WHAT YOU WILL DO: Your task is to write out exactly the lines from the line containing "Decode this image" through the end of the records, inclusive at both ends.
=== MATERIAL FOR THIS EXERCISE ===
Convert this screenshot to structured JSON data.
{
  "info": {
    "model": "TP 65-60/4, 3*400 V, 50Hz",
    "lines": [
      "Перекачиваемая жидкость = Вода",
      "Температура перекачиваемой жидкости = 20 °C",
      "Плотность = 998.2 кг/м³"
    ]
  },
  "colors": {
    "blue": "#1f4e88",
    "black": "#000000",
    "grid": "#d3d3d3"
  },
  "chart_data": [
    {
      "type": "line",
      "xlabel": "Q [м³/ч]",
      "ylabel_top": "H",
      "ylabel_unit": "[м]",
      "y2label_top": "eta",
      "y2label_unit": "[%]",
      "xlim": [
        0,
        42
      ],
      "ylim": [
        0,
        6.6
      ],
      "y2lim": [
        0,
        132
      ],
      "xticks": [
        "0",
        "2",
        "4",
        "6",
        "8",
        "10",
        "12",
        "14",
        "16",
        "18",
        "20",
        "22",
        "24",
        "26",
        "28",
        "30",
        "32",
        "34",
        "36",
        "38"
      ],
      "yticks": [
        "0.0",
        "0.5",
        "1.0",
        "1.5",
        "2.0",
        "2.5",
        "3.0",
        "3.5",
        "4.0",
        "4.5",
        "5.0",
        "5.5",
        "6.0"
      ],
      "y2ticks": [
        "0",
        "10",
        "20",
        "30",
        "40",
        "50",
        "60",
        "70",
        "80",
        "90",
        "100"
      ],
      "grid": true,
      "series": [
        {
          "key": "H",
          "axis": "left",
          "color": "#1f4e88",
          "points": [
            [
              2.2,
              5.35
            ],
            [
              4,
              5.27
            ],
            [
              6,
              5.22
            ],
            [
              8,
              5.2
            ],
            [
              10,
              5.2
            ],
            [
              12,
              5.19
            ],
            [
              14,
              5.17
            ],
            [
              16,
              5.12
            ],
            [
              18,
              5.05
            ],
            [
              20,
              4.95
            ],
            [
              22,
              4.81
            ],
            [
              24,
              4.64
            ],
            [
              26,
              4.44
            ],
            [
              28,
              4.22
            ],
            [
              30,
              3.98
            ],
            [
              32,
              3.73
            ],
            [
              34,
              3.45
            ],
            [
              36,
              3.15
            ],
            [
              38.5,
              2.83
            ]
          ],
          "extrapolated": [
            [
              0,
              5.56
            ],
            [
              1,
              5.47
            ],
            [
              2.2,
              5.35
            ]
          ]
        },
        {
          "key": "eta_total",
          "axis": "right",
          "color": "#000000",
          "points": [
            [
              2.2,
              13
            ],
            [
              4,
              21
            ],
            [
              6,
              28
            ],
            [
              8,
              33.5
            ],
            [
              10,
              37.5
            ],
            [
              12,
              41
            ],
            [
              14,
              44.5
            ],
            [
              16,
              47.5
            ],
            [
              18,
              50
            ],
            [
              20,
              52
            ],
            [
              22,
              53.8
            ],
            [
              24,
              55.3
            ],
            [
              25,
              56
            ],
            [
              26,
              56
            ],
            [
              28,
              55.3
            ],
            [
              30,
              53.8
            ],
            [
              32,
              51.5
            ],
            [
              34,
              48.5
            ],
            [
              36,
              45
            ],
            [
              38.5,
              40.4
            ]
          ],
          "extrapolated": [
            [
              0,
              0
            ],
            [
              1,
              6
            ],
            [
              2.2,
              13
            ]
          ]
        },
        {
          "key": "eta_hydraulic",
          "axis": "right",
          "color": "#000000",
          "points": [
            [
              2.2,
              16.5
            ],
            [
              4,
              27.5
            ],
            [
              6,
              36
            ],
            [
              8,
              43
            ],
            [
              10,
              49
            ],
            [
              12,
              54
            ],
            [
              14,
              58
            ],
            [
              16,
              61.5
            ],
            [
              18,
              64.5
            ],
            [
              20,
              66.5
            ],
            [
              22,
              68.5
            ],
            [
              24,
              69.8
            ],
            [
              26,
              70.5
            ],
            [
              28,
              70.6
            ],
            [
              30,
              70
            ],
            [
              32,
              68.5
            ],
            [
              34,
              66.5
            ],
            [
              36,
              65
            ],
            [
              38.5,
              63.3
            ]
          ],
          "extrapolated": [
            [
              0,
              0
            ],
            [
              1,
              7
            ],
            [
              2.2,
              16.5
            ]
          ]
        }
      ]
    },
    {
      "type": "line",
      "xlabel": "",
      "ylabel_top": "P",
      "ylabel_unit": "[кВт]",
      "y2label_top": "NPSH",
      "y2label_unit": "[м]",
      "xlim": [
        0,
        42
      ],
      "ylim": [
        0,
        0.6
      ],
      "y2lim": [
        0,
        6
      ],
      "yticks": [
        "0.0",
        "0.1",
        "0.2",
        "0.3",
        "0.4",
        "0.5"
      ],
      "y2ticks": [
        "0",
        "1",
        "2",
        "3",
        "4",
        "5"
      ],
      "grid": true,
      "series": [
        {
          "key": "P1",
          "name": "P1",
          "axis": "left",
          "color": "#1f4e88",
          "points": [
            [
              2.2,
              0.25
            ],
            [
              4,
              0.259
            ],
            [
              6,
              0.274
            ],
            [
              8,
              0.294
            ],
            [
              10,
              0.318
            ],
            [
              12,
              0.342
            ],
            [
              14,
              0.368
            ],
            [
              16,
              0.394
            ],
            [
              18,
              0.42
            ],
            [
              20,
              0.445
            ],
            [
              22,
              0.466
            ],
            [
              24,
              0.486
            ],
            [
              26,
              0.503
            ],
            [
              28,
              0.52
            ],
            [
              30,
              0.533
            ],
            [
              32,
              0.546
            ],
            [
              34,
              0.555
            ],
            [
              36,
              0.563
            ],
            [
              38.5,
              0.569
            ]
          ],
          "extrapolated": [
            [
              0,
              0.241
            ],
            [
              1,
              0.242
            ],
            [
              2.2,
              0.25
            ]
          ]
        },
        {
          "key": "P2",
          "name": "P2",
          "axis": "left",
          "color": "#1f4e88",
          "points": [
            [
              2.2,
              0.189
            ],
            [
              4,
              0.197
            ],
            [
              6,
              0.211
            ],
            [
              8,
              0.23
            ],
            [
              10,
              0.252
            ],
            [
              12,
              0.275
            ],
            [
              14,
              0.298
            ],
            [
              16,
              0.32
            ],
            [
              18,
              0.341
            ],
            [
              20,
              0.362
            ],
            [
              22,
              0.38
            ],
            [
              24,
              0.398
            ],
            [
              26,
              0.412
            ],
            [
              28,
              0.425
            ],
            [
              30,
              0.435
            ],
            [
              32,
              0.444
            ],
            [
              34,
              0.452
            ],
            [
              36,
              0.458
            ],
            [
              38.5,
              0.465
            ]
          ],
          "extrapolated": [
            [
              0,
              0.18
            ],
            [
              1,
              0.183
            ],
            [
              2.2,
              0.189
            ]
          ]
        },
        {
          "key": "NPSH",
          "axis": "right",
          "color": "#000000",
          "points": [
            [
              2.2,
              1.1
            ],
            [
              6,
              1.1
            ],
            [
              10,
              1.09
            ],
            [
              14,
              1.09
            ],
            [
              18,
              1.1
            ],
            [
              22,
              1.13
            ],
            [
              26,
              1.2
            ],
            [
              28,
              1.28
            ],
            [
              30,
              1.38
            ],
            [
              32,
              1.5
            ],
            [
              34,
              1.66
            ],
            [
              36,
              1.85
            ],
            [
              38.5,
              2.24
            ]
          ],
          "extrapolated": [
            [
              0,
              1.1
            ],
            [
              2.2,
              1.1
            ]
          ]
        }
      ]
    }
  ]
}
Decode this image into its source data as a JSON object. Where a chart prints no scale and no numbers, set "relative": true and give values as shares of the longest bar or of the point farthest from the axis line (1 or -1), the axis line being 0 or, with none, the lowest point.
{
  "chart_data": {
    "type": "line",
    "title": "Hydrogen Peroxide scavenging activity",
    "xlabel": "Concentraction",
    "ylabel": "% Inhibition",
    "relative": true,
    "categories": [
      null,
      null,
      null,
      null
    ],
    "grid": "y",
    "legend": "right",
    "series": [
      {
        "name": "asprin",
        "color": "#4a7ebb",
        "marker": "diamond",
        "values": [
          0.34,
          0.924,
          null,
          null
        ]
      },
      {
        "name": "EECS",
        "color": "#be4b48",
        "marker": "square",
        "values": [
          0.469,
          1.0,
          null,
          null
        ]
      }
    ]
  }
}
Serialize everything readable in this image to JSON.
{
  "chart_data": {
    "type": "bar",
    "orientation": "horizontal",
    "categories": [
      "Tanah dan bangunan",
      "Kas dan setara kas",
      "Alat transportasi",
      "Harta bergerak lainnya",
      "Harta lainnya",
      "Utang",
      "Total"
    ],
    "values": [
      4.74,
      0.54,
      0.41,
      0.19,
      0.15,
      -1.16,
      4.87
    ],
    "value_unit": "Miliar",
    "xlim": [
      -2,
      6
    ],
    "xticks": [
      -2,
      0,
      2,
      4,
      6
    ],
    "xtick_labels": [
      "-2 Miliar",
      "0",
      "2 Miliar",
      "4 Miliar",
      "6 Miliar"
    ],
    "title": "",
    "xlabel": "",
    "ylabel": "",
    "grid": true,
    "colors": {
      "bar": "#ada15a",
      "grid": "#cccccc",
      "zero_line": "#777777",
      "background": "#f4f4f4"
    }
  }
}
===
COMPLETE ANSWER:
Decode this image into its source data as a JSON object. Where a chart prints no scale and no numbers, set "relative": true and give values as shares of the longest bar or of the point farthest from the axis line (1 or -1), the axis line being 0 or, with none, the lowest point.
{
  "chart_data": {
    "type": "line",
    "title": "Hydrogen Peroxide scavenging activity",
    "xlabel": "Concentraction",
    "ylabel": "% Inhibition",
    "relative": true,
    "categories": [
      null,
      null,
      null,
      null
    ],
    "grid": "y",
    "legend": "right",
    "series": [
      {
        "name": "asprin",
        "color": "#4a7ebb",
        "marker": "diamond",
        "values": [
          0.34,
          0.924,
          null,
          null
        ]
      },
      {
        "name": "EECS",
        "color": "#be4b48",
        "marker": "square",
        "values": [
          0.469,
          1.0,
          null,
          null
        ]
      }
    ]
  }
}
Serialize everything readable in this image to JSON.
{
  "chart_data": {
    "type": "bar",
    "orientation": "horizontal",
    "categories": [
      "Tanah dan bangunan",
      "Kas dan setara kas",
      "Alat transportasi",
      "Harta bergerak lainnya",
      "Harta lainnya",
      "Utang",
      "Total"
    ],
    "values": [
      4.74,
      0.54,
      0.41,
      0.19,
      0.15,
      -1.16,
      4.87
    ],
    "value_unit": "Miliar",
    "xlim": [
      -2,
      6
    ],
    "xticks": [
      -2,
      0,
      2,
      4,
      6
    ],
    "xtick_labels": [
      "-2 Miliar",
      "0",
      "2 Miliar",
      "4 Miliar",
      "6 Miliar"
    ],
    "title": "",
    "xlabel": "",
    "ylabel": "",
    "grid": true,
    "colors": {
      "bar": "#ada15a",
      "grid": "#cccccc",
      "zero_line": "#777777",
      "background": "#f4f4f4"
    }
  }
}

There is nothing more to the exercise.